##### Supplied material

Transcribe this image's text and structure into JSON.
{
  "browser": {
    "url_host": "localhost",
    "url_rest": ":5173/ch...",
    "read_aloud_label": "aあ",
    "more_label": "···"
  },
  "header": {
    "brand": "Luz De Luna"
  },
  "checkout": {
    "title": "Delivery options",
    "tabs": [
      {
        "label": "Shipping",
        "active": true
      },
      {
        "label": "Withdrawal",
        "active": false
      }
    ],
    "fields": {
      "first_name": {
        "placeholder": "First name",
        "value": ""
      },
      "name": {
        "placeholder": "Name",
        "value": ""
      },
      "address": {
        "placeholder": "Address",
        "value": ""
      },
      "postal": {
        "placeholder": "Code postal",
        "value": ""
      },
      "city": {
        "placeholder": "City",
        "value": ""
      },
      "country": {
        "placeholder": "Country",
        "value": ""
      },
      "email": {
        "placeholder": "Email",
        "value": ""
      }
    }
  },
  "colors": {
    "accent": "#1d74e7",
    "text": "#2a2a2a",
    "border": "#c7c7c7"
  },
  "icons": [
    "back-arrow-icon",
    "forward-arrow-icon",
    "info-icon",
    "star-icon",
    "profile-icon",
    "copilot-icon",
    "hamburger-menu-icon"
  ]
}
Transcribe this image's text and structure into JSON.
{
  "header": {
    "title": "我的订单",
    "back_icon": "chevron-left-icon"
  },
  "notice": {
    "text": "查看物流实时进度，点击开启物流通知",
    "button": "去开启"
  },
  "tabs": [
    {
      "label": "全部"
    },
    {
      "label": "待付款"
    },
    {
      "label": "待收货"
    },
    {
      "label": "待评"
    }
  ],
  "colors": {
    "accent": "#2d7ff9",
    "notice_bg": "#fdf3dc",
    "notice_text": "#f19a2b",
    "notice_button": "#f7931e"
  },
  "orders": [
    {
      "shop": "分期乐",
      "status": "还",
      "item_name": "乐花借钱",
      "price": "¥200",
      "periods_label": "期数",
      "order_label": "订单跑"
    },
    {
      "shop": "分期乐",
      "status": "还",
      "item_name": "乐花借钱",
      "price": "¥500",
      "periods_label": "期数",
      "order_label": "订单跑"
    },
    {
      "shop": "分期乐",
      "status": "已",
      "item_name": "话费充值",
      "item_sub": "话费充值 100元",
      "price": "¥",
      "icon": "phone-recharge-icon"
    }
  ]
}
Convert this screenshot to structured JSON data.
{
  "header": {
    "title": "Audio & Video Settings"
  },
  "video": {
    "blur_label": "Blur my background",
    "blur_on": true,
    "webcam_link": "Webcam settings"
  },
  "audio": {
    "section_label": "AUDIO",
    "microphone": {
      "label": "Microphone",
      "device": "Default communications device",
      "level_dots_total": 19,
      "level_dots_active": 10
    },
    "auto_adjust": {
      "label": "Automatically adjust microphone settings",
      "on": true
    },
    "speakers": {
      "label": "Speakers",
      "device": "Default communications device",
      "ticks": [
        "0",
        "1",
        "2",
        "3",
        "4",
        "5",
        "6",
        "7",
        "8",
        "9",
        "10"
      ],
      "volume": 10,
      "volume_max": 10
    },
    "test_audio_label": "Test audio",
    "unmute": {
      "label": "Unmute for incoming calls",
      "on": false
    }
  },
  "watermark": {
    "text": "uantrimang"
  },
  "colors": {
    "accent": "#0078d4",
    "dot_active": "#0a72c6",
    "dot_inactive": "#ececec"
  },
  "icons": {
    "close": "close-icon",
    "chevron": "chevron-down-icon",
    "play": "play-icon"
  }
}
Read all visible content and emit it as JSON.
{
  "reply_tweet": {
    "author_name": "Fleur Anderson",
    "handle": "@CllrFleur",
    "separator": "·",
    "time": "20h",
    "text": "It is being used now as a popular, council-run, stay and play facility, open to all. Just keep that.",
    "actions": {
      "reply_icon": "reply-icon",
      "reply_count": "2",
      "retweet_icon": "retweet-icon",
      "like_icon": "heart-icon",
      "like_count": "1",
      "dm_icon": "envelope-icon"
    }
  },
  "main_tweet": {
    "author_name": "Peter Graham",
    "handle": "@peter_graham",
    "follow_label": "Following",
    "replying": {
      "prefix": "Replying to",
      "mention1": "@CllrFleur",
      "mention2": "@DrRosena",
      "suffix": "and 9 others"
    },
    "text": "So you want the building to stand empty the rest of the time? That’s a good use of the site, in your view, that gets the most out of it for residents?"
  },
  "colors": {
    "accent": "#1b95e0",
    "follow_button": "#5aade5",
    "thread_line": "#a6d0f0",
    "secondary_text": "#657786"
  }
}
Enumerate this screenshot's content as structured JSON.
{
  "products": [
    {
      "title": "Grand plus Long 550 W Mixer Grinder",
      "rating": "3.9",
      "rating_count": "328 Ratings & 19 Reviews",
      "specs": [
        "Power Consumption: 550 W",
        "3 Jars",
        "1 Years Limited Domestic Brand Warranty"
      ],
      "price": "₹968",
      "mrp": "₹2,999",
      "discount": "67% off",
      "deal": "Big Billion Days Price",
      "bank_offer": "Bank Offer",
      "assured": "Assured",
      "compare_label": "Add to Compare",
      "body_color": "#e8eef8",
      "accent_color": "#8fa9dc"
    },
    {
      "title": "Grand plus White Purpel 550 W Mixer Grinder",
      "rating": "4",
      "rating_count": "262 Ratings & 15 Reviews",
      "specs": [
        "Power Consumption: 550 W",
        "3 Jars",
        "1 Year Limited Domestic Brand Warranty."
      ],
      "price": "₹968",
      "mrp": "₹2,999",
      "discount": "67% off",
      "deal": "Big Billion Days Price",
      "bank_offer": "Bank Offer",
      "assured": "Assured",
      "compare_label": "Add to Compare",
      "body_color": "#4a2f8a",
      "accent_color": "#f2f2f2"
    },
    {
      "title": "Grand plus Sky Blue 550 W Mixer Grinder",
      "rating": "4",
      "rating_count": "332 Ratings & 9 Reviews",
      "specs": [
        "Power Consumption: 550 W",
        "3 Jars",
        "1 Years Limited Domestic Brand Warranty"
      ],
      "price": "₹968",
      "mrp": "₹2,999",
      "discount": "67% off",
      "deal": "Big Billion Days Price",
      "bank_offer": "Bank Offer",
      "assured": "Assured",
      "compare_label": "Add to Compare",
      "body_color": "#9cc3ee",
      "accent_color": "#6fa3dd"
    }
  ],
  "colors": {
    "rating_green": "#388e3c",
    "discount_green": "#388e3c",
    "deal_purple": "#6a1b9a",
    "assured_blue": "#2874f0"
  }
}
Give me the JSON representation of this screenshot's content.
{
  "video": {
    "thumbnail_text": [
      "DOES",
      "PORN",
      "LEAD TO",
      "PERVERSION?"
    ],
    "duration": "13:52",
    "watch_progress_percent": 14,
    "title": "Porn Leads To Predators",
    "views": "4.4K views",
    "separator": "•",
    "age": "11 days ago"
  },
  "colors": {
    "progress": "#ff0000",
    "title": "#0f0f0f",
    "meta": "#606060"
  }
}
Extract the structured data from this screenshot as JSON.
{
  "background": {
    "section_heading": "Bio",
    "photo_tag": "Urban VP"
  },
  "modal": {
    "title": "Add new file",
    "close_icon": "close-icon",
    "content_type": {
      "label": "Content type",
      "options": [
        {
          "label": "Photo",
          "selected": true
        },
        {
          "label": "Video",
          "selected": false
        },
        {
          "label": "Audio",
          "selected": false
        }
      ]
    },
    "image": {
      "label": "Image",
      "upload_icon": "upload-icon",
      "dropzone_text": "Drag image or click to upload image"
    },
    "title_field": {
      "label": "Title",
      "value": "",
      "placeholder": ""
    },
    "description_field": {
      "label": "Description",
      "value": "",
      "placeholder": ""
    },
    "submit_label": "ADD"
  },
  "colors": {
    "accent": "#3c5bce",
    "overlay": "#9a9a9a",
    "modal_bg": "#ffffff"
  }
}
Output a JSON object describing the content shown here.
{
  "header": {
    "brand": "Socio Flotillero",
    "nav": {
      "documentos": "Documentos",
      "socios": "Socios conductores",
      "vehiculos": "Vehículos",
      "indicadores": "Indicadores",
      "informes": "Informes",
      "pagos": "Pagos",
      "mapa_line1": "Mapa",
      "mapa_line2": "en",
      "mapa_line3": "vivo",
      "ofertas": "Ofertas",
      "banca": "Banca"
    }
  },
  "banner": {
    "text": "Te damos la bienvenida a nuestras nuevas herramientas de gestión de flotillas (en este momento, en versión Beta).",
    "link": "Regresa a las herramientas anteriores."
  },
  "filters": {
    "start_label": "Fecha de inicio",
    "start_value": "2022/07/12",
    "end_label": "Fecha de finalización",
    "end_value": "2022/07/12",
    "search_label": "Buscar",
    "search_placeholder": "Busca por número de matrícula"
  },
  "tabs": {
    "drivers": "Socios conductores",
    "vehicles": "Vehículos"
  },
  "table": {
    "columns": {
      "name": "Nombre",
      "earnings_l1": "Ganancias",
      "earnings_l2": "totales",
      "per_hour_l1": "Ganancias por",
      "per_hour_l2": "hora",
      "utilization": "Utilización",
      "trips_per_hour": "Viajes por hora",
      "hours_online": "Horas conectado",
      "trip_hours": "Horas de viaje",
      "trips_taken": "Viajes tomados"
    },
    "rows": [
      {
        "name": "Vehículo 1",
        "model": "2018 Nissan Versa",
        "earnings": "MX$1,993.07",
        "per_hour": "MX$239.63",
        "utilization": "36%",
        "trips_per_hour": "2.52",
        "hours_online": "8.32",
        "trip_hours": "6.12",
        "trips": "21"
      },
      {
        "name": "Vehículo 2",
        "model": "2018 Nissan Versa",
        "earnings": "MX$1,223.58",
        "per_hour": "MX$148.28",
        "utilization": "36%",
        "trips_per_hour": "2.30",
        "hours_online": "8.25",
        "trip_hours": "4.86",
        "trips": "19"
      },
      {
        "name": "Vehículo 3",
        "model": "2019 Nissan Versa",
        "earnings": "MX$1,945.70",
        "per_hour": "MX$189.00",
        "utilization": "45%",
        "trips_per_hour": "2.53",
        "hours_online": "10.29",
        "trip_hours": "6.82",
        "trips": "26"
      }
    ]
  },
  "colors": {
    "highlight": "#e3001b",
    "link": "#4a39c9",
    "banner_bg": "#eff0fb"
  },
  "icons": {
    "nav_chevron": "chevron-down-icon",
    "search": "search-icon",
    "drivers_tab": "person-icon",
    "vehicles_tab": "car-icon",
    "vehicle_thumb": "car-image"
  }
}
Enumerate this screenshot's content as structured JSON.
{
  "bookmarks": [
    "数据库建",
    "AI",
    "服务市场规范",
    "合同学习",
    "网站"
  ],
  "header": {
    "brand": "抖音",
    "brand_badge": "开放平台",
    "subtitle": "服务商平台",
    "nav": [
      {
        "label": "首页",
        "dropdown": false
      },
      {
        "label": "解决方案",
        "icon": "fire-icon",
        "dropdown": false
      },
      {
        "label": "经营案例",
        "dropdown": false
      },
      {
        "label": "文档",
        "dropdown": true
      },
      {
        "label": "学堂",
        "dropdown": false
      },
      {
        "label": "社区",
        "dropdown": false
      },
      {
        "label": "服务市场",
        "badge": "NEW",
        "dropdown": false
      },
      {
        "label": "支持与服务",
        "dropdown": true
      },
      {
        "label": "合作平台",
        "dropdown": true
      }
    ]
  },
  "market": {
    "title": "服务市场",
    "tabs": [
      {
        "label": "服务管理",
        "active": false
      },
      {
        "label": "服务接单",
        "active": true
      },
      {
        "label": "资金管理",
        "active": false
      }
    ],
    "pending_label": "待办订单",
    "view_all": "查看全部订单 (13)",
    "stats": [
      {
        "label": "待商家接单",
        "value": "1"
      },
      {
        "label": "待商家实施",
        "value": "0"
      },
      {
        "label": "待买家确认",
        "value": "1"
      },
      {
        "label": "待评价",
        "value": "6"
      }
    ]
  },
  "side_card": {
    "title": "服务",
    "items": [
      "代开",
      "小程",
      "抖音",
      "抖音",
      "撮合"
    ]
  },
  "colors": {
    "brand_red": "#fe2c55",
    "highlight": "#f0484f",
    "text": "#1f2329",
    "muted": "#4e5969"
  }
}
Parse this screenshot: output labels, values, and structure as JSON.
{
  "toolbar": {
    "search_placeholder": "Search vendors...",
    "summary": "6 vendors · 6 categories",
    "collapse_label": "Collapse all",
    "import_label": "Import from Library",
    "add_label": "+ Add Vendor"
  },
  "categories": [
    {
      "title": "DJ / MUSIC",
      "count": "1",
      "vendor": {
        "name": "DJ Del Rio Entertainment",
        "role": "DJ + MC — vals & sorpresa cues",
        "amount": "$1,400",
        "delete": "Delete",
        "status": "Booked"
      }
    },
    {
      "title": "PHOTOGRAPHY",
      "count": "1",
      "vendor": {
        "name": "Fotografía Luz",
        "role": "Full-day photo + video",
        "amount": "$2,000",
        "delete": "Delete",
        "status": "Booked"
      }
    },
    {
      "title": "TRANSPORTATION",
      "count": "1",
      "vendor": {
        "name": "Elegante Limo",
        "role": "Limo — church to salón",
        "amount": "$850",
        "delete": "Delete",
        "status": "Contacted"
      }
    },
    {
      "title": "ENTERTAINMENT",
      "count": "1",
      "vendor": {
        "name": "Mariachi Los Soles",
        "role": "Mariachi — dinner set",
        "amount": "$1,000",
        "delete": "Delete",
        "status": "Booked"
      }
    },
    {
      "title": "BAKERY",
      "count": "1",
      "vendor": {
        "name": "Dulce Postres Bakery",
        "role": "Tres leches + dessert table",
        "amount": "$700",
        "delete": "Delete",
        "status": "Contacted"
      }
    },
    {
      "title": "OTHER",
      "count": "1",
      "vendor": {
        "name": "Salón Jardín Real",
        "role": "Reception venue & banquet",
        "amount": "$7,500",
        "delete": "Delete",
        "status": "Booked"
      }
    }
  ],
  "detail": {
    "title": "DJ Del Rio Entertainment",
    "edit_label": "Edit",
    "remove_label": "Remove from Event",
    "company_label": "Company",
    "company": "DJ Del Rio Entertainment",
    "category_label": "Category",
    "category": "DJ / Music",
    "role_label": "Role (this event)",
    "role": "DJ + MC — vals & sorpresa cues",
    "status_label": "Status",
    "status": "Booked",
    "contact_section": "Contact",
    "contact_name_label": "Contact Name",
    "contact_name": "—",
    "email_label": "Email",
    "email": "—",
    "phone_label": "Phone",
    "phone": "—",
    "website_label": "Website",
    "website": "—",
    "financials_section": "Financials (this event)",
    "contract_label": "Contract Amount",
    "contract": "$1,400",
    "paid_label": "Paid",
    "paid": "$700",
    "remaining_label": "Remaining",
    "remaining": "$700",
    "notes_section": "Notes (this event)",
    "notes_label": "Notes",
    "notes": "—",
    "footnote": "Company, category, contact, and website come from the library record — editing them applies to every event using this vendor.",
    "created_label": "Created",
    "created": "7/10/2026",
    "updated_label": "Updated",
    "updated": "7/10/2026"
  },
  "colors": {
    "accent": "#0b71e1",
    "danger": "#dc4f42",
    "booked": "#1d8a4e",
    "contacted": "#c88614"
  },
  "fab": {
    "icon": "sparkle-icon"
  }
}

##########

What you are asked to do —
Look through the material above and work out how many of its lines contain "chevron". State the number only.

Exercise solution —
3